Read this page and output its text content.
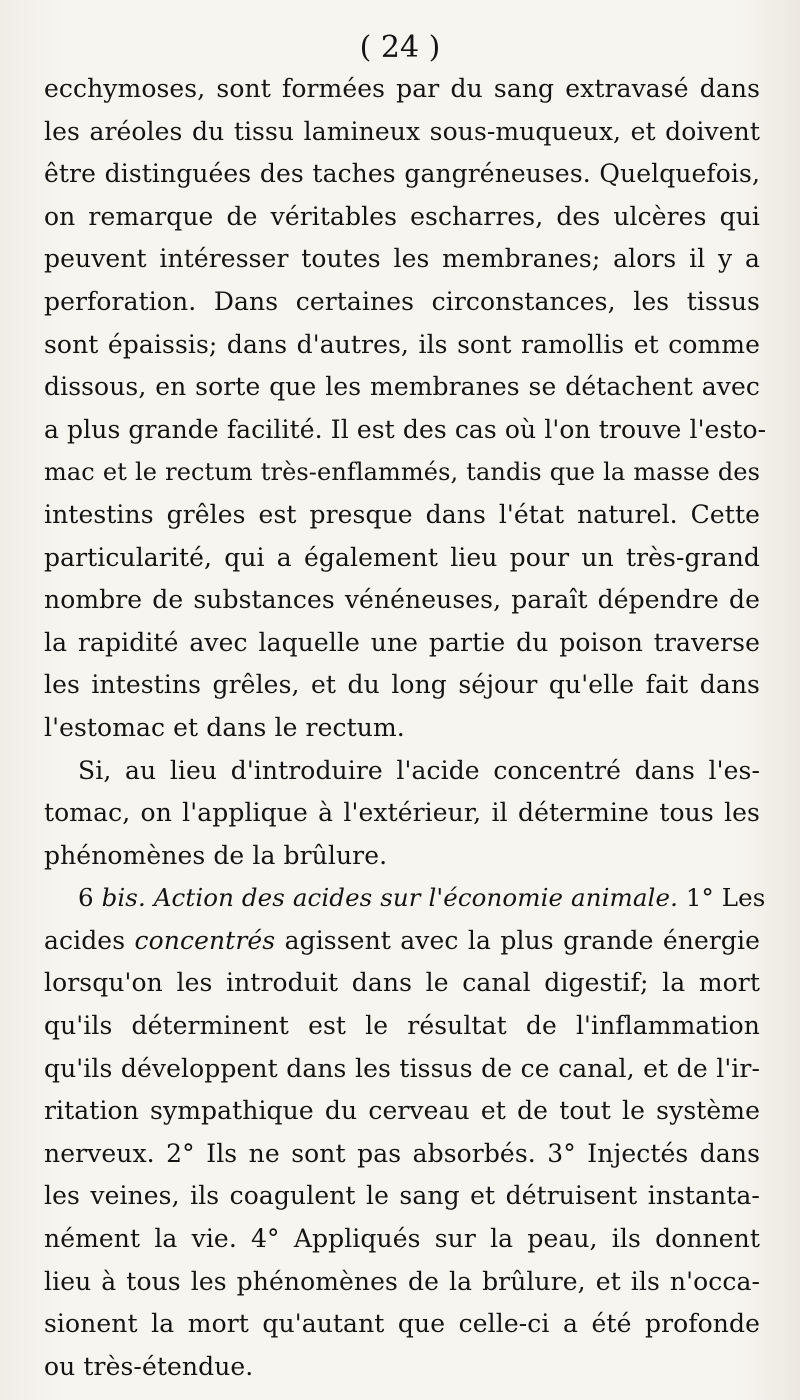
( 24 )
ecchymoses, sont formées par du sang extravasé dans
les aréoles du tissu lamineux sous-muqueux, et doivent
être distinguées des taches gangréneuses. Quelquefois,
on remarque de véritables escharres, des ulcères qui
peuvent intéresser toutes les membranes; alors il y a
perforation. Dans certaines circonstances, les tissus
sont épaissis; dans d'autres, ils sont ramollis et comme
dissous, en sorte que les membranes se détachent avec
a plus grande facilité. Il est des cas où l'on trouve l'esto-
mac et le rectum très-enflammés, tandis que la masse des
intestins grêles est presque dans l'état naturel. Cette
particularité, qui a également lieu pour un très-grand
nombre de substances vénéneuses, paraît dépendre de
la rapidité avec laquelle une partie du poison traverse
les intestins grêles, et du long séjour qu'elle fait dans
l'estomac et dans le rectum.
Si, au lieu d'introduire l'acide concentré dans l'es-
tomac, on l'applique à l'extérieur, il détermine tous les
phénomènes de la brûlure.
6 bis. Action des acides sur l'économie animale. 1° Les
acides concentrés agissent avec la plus grande énergie
lorsqu'on les introduit dans le canal digestif; la mort
qu'ils déterminent est le résultat de l'inflammation
qu'ils développent dans les tissus de ce canal, et de l'ir-
ritation sympathique du cerveau et de tout le système
nerveux. 2° Ils ne sont pas absorbés. 3° Injectés dans
les veines, ils coagulent le sang et détruisent instanta-
nément la vie. 4° Appliqués sur la peau, ils donnent
lieu à tous les phénomènes de la brûlure, et ils n'occa-
sionent la mort qu'autant que celle-ci a été profonde
ou très-étendue.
***
WRITTEN REQUEST -> Your answer should be one number: how many lines in the material above contain the string "membranes".

OUTPUT FOR THIS TASK -> 2